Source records

-- Begin --

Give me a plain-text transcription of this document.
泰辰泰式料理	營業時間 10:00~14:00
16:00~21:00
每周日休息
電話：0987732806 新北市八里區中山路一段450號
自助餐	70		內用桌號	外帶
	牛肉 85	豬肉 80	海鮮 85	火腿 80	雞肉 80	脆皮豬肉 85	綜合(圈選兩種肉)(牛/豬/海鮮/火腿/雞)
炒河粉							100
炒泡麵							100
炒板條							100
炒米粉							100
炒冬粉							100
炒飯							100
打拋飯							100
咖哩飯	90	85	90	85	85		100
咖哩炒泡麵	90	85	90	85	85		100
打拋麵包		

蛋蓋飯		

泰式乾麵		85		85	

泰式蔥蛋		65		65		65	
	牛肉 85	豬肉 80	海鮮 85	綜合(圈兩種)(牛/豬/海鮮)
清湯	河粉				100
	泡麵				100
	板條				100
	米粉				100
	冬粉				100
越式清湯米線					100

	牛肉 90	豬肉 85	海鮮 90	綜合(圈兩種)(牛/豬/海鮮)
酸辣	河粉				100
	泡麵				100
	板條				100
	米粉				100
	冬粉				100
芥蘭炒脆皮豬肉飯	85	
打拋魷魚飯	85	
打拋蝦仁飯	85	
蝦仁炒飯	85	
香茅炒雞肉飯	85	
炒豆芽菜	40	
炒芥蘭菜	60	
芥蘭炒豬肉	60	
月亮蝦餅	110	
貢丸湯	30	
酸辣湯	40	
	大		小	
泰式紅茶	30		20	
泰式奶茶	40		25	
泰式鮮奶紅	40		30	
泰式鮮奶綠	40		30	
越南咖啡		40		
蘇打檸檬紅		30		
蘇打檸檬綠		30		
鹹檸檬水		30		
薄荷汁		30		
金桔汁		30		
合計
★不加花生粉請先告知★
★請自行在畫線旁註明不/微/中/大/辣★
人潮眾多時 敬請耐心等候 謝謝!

-- End --

Aim of the exercise>
Every line above needs to be retyped exactly.

Finished answer>
Give me a plain-text transcription of this document.
泰辰泰式料理	營業時間 10:00~14:00
16:00~21:00
每周日休息
電話：0987732806 新北市八里區中山路一段450號
自助餐	70		內用桌號	外帶
	牛肉 85	豬肉 80	海鮮 85	火腿 80	雞肉 80	脆皮豬肉 85	綜合(圈選兩種肉)(牛/豬/海鮮/火腿/雞)
炒河粉							100
炒泡麵							100
炒板條							100
炒米粉							100
炒冬粉							100
炒飯							100
打拋飯							100
咖哩飯	90	85	90	85	85		100
咖哩炒泡麵	90	85	90	85	85		100
打拋麵包		

蛋蓋飯		

泰式乾麵		85		85	

泰式蔥蛋		65		65		65	
	牛肉 85	豬肉 80	海鮮 85	綜合(圈兩種)(牛/豬/海鮮)
清湯	河粉				100
	泡麵				100
	板條				100
	米粉				100
	冬粉				100
越式清湯米線					100

	牛肉 90	豬肉 85	海鮮 90	綜合(圈兩種)(牛/豬/海鮮)
酸辣	河粉				100
	泡麵				100
	板條				100
	米粉				100
	冬粉				100
芥蘭炒脆皮豬肉飯	85	
打拋魷魚飯	85	
打拋蝦仁飯	85	
蝦仁炒飯	85	
香茅炒雞肉飯	85	
炒豆芽菜	40	
炒芥蘭菜	60	
芥蘭炒豬肉	60	
月亮蝦餅	110	
貢丸湯	30	
酸辣湯	40	
	大		小	
泰式紅茶	30		20	
泰式奶茶	40		25	
泰式鮮奶紅	40		30	
泰式鮮奶綠	40		30	
越南咖啡		40		
蘇打檸檬紅		30		
蘇打檸檬綠		30		
鹹檸檬水		30		
薄荷汁		30		
金桔汁		30		
合計
★不加花生粉請先告知★
★請自行在畫線旁註明不/微/中/大/辣★
人潮眾多時 敬請耐心等候 謝謝!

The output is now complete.